(Stored data entries)
#####
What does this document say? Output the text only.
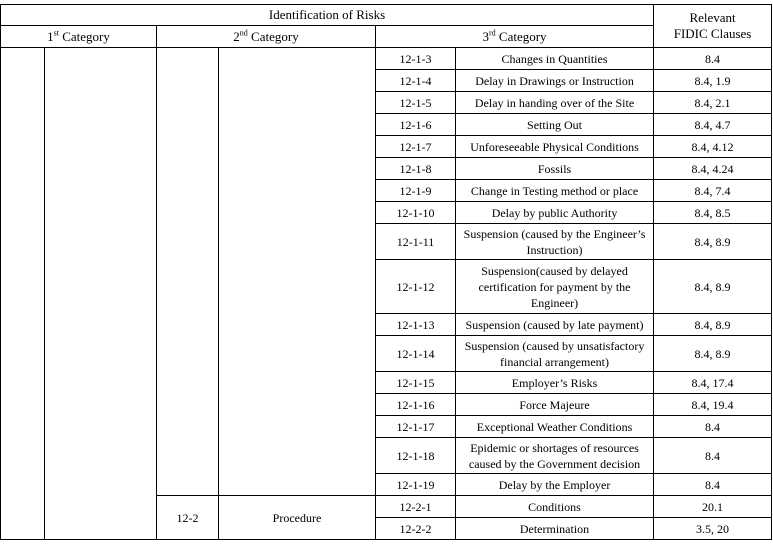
Identification of Risks						Relevant
FIDIC Clauses
1st Category		2nd Category		3rd Category		
				12-1-3	Changes in Quantities	8.4
				12-1-4	Delay in Drawings or Instruction	8.4, 1.9
				12-1-5	Delay in handing over of the Site	8.4, 2.1
				12-1-6	Setting Out	8.4, 4.7
				12-1-7	Unforeseeable Physical Conditions	8.4, 4.12
				12-1-8	Fossils	8.4, 4.24
				12-1-9	Change in Testing method or place	8.4, 7.4
				12-1-10	Delay by public Authority	8.4, 8.5
				12-1-11	Suspension (caused by the Engineer’s Instruction)	8.4, 8.9
				12-1-12	Suspension(caused by delayed certification for payment by the Engineer)	8.4, 8.9
				12-1-13	Suspension (caused by late payment)	8.4, 8.9
				12-1-14	Suspension (caused by unsatisfactory financial arrangement)	8.4, 8.9
				12-1-15	Employer’s Risks	8.4, 17.4
				12-1-16	Force Majeure	8.4, 19.4
				12-1-17	Exceptional Weather Conditions	8.4
				12-1-18	Epidemic or shortages of resources caused by the Government decision	8.4
				12-1-19	Delay by the Employer	8.4
		12-2	Procedure	12-2-1	Conditions	20.1
				12-2-2	Determination	3.5, 20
#####
Using the data above, print every line exactly, omitting pictures.

What does this document say? Output the text only.
Identification of Risks						Relevant
FIDIC Clauses
1st Category		2nd Category		3rd Category		
				12-1-3	Changes in Quantities	8.4
				12-1-4	Delay in Drawings or Instruction	8.4, 1.9
				12-1-5	Delay in handing over of the Site	8.4, 2.1
				12-1-6	Setting Out	8.4, 4.7
				12-1-7	Unforeseeable Physical Conditions	8.4, 4.12
				12-1-8	Fossils	8.4, 4.24
				12-1-9	Change in Testing method or place	8.4, 7.4
				12-1-10	Delay by public Authority	8.4, 8.5
				12-1-11	Suspension (caused by the Engineer’s Instruction)	8.4, 8.9
				12-1-12	Suspension(caused by delayed certification for payment by the Engineer)	8.4, 8.9
				12-1-13	Suspension (caused by late payment)	8.4, 8.9
				12-1-14	Suspension (caused by unsatisfactory financial arrangement)	8.4, 8.9
				12-1-15	Employer’s Risks	8.4, 17.4
				12-1-16	Force Majeure	8.4, 19.4
				12-1-17	Exceptional Weather Conditions	8.4
				12-1-18	Epidemic or shortages of resources caused by the Government decision	8.4
				12-1-19	Delay by the Employer	8.4
		12-2	Procedure	12-2-1	Conditions	20.1
				12-2-2	Determination	3.5, 20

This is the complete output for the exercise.